WORK TO BE COMPLETED:
Rewrite the records below with every "UI elements" changed to "interface elements" and all else kept the same. Leave the pictures out.

STORED RECORDS:
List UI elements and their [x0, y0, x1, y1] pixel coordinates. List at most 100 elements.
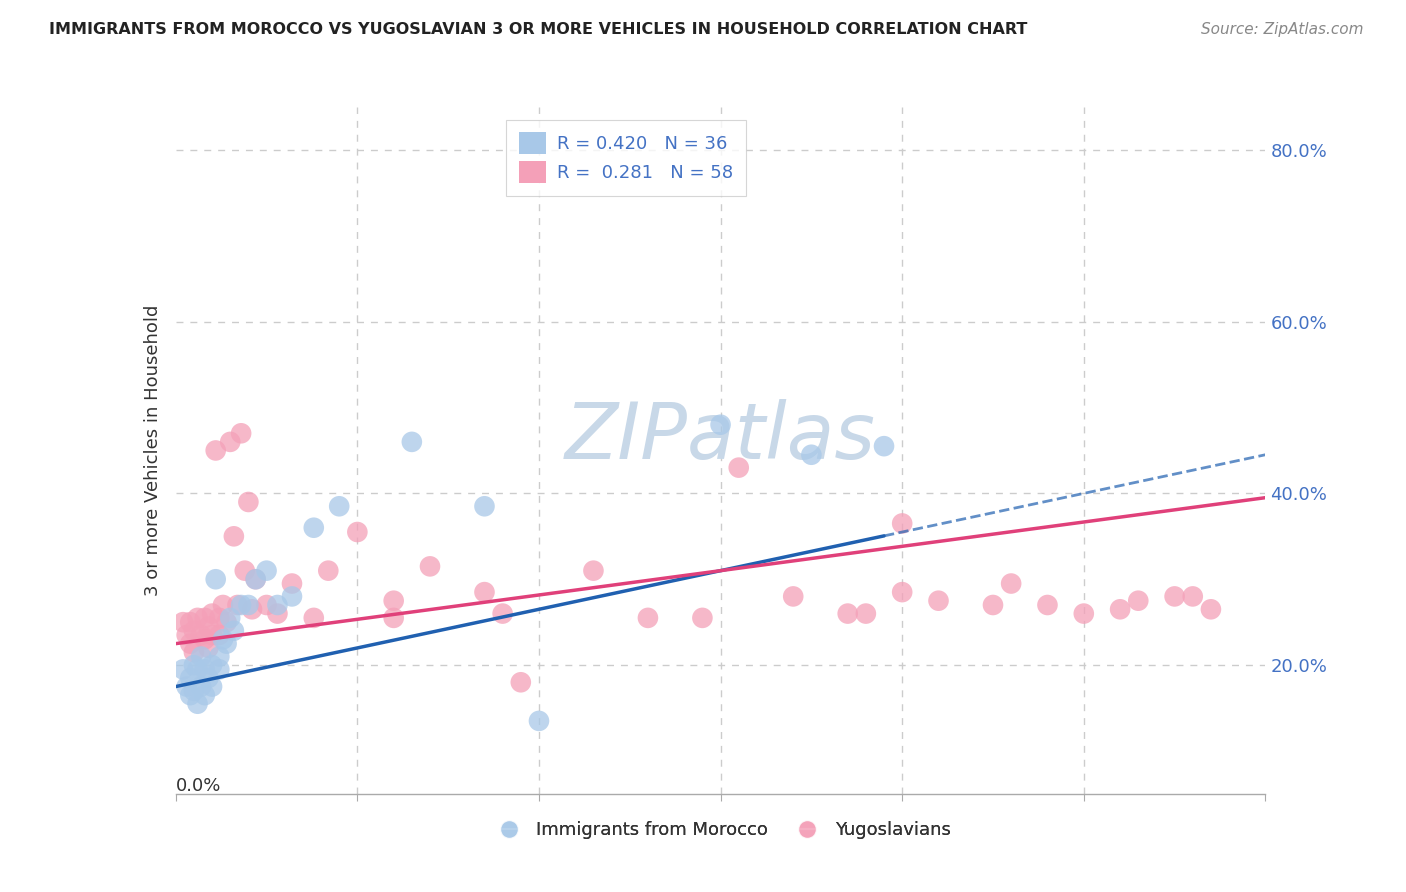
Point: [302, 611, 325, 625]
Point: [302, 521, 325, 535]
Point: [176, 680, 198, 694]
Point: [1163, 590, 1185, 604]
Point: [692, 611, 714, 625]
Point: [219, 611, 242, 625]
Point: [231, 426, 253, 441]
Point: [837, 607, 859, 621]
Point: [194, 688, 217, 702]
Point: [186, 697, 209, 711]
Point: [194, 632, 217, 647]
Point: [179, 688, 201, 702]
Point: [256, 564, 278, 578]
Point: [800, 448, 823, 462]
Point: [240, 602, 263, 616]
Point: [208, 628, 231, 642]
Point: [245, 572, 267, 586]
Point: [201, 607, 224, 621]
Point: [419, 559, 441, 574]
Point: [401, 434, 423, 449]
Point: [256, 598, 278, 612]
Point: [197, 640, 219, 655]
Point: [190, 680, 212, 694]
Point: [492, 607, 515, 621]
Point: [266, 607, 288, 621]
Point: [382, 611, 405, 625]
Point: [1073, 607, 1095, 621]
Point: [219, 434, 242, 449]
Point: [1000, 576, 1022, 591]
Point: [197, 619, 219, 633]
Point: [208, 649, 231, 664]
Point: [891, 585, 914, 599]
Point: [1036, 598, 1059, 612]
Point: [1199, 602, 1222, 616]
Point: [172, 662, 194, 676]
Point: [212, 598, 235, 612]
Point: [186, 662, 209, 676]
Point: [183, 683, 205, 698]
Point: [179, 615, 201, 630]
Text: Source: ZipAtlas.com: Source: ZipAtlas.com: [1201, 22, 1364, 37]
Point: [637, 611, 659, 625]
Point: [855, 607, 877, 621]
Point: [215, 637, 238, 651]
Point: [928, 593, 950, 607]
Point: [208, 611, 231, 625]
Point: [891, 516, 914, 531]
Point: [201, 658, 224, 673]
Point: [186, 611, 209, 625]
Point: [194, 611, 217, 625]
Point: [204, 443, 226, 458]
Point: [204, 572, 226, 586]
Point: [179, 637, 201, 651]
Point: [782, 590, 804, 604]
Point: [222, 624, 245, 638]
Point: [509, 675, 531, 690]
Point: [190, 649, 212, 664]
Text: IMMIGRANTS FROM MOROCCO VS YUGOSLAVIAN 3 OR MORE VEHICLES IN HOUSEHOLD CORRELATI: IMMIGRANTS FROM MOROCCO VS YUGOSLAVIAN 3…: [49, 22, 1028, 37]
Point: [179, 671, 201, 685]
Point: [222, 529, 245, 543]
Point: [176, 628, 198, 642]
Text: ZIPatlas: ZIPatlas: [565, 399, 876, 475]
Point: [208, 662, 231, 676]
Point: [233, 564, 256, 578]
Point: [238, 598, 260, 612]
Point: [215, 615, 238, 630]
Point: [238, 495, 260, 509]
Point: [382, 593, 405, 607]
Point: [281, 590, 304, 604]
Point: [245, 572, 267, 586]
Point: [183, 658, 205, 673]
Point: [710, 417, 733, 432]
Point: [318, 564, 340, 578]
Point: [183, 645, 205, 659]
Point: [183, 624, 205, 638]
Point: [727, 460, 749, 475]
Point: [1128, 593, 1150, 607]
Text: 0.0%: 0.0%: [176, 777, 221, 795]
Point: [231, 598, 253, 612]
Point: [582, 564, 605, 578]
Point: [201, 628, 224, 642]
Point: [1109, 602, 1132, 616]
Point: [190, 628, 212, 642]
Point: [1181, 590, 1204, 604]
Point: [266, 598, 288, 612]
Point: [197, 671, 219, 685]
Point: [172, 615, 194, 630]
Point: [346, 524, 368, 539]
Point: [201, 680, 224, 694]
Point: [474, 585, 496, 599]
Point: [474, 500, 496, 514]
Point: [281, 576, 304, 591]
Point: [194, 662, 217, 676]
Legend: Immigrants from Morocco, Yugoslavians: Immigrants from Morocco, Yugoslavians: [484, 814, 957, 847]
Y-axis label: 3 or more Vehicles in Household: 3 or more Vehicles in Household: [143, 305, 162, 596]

COMPLETED EXERCISE:
List interface elements and their [x0, y0, x1, y1] pixel coordinates. List at most 100 elements.
Point: [302, 611, 325, 625]
Point: [302, 521, 325, 535]
Point: [176, 680, 198, 694]
Point: [1163, 590, 1185, 604]
Point: [692, 611, 714, 625]
Point: [219, 611, 242, 625]
Point: [231, 426, 253, 441]
Point: [837, 607, 859, 621]
Point: [194, 688, 217, 702]
Point: [186, 697, 209, 711]
Point: [194, 632, 217, 647]
Point: [179, 688, 201, 702]
Point: [256, 564, 278, 578]
Point: [800, 448, 823, 462]
Point: [240, 602, 263, 616]
Point: [208, 628, 231, 642]
Point: [245, 572, 267, 586]
Point: [201, 607, 224, 621]
Point: [419, 559, 441, 574]
Point: [401, 434, 423, 449]
Point: [256, 598, 278, 612]
Point: [197, 640, 219, 655]
Point: [190, 680, 212, 694]
Point: [492, 607, 515, 621]
Point: [266, 607, 288, 621]
Point: [382, 611, 405, 625]
Point: [1073, 607, 1095, 621]
Point: [219, 434, 242, 449]
Point: [1000, 576, 1022, 591]
Point: [197, 619, 219, 633]
Point: [208, 649, 231, 664]
Point: [891, 585, 914, 599]
Point: [1036, 598, 1059, 612]
Point: [1199, 602, 1222, 616]
Point: [172, 662, 194, 676]
Point: [212, 598, 235, 612]
Point: [186, 662, 209, 676]
Point: [183, 683, 205, 698]
Point: [179, 615, 201, 630]
Text: Source: ZipAtlas.com: Source: ZipAtlas.com: [1201, 22, 1364, 37]
Point: [637, 611, 659, 625]
Point: [855, 607, 877, 621]
Point: [215, 637, 238, 651]
Point: [928, 593, 950, 607]
Point: [208, 611, 231, 625]
Point: [891, 516, 914, 531]
Point: [201, 658, 224, 673]
Point: [186, 611, 209, 625]
Point: [194, 611, 217, 625]
Point: [204, 443, 226, 458]
Point: [204, 572, 226, 586]
Point: [179, 637, 201, 651]
Point: [782, 590, 804, 604]
Point: [222, 624, 245, 638]
Point: [509, 675, 531, 690]
Point: [190, 649, 212, 664]
Text: IMMIGRANTS FROM MOROCCO VS YUGOSLAVIAN 3 OR MORE VEHICLES IN HOUSEHOLD CORRELATI: IMMIGRANTS FROM MOROCCO VS YUGOSLAVIAN 3…: [49, 22, 1028, 37]
Point: [179, 671, 201, 685]
Point: [222, 529, 245, 543]
Point: [176, 628, 198, 642]
Text: ZIPatlas: ZIPatlas: [565, 399, 876, 475]
Point: [208, 662, 231, 676]
Point: [233, 564, 256, 578]
Point: [238, 598, 260, 612]
Point: [215, 615, 238, 630]
Point: [238, 495, 260, 509]
Point: [382, 593, 405, 607]
Point: [281, 590, 304, 604]
Point: [245, 572, 267, 586]
Point: [183, 658, 205, 673]
Point: [710, 417, 733, 432]
Point: [318, 564, 340, 578]
Point: [183, 645, 205, 659]
Point: [183, 624, 205, 638]
Point: [727, 460, 749, 475]
Point: [1128, 593, 1150, 607]
Text: 0.0%: 0.0%: [176, 777, 221, 795]
Point: [231, 598, 253, 612]
Point: [582, 564, 605, 578]
Point: [201, 628, 224, 642]
Point: [1109, 602, 1132, 616]
Point: [190, 628, 212, 642]
Point: [1181, 590, 1204, 604]
Point: [266, 598, 288, 612]
Point: [197, 671, 219, 685]
Point: [172, 615, 194, 630]
Point: [346, 524, 368, 539]
Point: [201, 680, 224, 694]
Point: [474, 585, 496, 599]
Point: [474, 500, 496, 514]
Point: [281, 576, 304, 591]
Point: [194, 662, 217, 676]
Legend: Immigrants from Morocco, Yugoslavians: Immigrants from Morocco, Yugoslavians: [484, 814, 957, 847]
Y-axis label: 3 or more Vehicles in Household: 3 or more Vehicles in Household: [143, 305, 162, 596]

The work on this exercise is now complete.